EXTRACTED INFORMATION =>
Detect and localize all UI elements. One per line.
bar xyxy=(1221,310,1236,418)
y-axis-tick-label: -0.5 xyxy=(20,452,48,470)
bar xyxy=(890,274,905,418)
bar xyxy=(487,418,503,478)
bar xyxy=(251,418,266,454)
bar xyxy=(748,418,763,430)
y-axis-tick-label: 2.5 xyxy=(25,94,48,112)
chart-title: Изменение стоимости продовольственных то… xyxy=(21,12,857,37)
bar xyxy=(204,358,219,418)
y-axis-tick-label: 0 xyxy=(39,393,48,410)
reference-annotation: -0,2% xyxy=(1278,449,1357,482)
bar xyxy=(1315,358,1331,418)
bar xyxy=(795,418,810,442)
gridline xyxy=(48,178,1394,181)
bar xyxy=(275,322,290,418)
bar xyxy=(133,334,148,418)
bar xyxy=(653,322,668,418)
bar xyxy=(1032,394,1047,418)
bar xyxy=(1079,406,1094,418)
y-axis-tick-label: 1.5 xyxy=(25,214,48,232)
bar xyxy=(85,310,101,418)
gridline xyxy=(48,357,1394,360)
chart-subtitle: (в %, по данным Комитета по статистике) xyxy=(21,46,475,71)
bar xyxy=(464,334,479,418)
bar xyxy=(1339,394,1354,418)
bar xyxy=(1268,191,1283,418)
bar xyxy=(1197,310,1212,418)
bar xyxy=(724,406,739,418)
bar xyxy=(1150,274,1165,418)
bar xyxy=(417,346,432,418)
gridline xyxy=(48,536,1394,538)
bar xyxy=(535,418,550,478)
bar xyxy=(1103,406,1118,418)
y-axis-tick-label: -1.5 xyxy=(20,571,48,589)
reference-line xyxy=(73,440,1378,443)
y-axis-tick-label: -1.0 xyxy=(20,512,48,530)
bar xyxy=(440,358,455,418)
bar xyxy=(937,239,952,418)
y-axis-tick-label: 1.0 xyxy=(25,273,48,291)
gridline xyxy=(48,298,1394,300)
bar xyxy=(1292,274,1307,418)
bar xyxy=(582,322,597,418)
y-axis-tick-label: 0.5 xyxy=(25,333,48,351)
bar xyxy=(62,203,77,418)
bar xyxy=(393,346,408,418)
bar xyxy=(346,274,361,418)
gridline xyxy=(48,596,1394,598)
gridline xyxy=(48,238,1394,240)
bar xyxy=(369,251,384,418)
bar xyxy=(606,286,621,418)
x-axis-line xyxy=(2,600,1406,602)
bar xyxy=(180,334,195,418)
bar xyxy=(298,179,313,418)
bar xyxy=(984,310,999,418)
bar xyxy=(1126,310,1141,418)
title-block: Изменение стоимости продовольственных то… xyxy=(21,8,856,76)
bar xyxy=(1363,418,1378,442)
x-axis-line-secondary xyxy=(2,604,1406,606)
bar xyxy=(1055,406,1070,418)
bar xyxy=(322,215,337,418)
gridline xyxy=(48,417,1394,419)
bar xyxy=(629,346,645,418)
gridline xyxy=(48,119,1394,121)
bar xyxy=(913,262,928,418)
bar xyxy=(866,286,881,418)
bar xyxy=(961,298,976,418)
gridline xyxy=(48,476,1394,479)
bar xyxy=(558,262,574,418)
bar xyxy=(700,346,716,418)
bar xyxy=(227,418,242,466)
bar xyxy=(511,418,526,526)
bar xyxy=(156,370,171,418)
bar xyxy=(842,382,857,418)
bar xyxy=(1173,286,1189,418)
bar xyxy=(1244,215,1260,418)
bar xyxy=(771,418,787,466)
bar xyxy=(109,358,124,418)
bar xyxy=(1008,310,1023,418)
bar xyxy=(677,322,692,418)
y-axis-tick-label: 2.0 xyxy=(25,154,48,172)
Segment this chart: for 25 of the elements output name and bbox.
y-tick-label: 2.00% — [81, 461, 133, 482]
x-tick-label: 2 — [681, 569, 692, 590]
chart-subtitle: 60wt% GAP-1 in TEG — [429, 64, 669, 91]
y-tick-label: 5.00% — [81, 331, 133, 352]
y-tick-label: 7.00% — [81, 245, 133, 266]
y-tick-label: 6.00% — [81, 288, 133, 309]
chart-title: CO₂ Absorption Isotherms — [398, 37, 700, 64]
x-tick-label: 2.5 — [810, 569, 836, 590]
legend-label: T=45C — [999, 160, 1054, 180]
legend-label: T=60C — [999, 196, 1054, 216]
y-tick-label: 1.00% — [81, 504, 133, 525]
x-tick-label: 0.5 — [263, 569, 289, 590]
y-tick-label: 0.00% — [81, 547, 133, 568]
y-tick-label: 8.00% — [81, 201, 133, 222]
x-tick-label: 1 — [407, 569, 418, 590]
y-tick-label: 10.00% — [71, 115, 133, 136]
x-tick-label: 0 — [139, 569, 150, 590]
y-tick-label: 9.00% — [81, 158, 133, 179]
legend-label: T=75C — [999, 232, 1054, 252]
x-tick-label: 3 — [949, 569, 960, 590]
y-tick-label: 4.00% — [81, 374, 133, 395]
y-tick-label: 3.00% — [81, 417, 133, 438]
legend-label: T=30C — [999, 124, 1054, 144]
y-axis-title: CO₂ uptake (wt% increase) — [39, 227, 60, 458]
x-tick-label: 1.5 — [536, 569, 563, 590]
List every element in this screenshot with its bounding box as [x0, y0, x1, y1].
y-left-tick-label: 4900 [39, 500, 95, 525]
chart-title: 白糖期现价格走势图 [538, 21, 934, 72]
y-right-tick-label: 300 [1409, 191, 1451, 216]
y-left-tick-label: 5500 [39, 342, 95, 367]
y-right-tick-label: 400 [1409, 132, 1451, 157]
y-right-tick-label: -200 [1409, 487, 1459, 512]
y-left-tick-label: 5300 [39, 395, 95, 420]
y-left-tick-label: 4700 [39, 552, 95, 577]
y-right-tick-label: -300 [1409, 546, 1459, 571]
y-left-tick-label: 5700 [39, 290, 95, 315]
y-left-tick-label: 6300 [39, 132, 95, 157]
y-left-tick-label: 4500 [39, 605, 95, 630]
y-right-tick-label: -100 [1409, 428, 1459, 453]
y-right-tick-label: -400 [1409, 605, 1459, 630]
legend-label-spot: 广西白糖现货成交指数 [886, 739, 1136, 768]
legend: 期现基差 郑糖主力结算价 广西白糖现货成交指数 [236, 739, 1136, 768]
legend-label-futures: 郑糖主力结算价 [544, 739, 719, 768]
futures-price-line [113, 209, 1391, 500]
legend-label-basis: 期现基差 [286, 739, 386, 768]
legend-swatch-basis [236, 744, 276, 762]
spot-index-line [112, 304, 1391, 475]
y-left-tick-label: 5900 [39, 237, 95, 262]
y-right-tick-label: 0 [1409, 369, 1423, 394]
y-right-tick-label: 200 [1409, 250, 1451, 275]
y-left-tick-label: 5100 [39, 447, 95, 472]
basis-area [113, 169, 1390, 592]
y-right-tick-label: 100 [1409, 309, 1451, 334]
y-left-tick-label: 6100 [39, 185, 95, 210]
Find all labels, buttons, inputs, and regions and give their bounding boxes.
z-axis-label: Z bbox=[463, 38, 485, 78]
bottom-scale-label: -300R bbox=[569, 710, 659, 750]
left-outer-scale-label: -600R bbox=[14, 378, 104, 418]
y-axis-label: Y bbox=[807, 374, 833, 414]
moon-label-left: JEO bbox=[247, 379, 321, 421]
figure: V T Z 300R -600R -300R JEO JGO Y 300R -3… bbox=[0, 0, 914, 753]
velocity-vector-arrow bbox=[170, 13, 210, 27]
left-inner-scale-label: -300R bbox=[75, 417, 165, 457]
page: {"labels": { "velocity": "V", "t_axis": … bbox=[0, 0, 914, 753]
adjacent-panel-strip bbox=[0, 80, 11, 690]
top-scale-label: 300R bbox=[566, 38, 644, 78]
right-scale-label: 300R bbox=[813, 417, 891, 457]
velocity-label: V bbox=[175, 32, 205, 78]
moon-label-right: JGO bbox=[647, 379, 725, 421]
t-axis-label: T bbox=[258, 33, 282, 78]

WHAT THE TASK REQUIRES => Reproduce the records verbatim, beginning with their first line and stopping after the line that contains "y-axis-tick-label: 2.5 xyxy=(25,94,48,112)". Include both of those lines.

WRITTEN SOLUTION =>
Detect and localize all UI elements. One per line.
bar xyxy=(1221,310,1236,418)
y-axis-tick-label: -0.5 xyxy=(20,452,48,470)
bar xyxy=(890,274,905,418)
bar xyxy=(487,418,503,478)
bar xyxy=(251,418,266,454)
bar xyxy=(748,418,763,430)
y-axis-tick-label: 2.5 xyxy=(25,94,48,112)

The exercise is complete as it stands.